■ **Passage provided**
Lebanon has complained to the United Nations following Israel’s destruction of espionage devices it had planted on the sovereign country’s soil.

The Lebanese Foreign Ministry said through a statement that the complaint had been lodged with the UN Security Council (UNSC), a Press TV correspondent reported on Saturday.

On Friday, the Israeli Army remotely blew up two of the equipment it had placed in southern Lebanon after they were detected by the telecommunications technicians of the Lebanese resistance movement of Hezbollah. The explosion wounded at least two Lebanese, a report says.

The movement said, “This technical espionage by the enemy is part of the persistent Israeli violations of the national telecom network with the aim of infiltrating and controlling it….”

Last month, Lebanon’s Minister of Telecommunications Charbel Nahas announced that Beirut has found new evidence confirming the infiltration of Israeli espionage apparatuses into its telecommunications sector.

■ **Provided records**
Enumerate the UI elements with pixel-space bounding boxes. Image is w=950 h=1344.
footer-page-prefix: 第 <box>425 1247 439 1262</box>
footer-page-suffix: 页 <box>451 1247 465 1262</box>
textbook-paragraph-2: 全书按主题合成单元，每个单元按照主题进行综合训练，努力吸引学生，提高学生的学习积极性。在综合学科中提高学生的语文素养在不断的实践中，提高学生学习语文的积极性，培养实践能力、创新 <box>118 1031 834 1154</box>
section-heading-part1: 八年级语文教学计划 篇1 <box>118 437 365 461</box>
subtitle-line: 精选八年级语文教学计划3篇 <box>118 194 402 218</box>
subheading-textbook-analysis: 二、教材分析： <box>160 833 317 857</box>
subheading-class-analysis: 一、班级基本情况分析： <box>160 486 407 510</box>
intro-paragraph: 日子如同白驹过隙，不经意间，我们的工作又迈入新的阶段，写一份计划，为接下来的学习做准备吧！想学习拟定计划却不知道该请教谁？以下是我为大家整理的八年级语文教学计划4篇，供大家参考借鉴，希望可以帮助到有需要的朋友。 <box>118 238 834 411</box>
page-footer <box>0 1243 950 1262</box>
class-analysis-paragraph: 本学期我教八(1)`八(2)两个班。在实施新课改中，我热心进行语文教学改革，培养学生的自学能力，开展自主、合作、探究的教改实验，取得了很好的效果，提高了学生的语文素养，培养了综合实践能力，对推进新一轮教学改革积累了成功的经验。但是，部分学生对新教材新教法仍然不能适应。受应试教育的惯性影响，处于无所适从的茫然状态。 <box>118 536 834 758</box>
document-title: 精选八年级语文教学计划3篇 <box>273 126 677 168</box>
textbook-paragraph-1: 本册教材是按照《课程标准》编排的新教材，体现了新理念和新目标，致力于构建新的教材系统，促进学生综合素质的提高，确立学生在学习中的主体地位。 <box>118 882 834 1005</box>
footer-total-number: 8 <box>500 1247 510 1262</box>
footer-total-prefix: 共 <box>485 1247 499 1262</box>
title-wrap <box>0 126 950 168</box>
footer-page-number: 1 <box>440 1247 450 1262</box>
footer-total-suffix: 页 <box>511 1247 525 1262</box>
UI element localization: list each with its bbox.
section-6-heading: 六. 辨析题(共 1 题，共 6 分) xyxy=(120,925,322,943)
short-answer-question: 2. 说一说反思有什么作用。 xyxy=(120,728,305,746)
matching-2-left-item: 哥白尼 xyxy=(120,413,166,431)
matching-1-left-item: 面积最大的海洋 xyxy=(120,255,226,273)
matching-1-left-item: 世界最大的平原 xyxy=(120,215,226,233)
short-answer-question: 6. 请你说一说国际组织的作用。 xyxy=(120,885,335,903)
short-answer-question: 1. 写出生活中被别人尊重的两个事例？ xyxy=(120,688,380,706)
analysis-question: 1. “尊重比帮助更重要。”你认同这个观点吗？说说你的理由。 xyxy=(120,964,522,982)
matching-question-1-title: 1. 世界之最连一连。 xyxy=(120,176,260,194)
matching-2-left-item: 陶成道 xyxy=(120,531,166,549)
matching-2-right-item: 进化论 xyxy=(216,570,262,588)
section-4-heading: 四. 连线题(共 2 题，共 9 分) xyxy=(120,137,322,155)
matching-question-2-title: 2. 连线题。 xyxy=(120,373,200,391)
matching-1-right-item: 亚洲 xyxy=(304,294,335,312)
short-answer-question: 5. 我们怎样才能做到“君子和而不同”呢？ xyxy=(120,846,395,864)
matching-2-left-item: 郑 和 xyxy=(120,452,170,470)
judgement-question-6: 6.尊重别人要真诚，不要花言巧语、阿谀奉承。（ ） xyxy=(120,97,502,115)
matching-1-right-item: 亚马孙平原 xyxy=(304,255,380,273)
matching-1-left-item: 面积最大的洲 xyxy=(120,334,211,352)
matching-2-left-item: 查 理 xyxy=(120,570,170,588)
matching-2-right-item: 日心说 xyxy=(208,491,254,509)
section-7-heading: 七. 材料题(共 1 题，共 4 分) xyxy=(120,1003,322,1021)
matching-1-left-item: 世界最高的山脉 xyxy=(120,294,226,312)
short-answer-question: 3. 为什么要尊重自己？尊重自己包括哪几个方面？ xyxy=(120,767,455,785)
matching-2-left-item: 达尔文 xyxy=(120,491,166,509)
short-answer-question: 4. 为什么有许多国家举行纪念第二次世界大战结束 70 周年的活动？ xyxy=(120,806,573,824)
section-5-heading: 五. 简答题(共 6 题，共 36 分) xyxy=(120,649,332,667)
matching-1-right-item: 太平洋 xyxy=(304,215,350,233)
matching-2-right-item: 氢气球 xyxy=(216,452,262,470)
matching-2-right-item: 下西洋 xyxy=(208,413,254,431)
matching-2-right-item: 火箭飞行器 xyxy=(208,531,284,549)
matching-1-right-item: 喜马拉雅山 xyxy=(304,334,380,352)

■ **Set of tasks**
(a) In the article about Lebanon's UN complaint, with which UN body did Lebanon lodge its complaint?
(b) Write the next few sentences of the article about Lebanon's UN complaint, picking up after its final line.

■ **Numbered responses**
(a) The UN Security Council (UNSC).

(b)
The Foreign Ministry blasted the latest development as a blatant violation of the Lebanese sovereignty, the international law as well as the UNSC’s resolution 1701. The resolution ended Tel Aviv’s 2006 war on Lebanon that killed about 1,200 Lebanese, most of them civilians.

The move attests to Tel Aviv’s disregard for international resolutions, its insistence on continuing with hostile policies and proves that Israel is a threat to international peace and security, the ministry added.

Beirut has also filed a complaint to the UN over Israel’s espionage activities within the country, expressing concerns that Israeli agents have gone as far as spying on the Lebanese President Michel Sleiman and other top officials.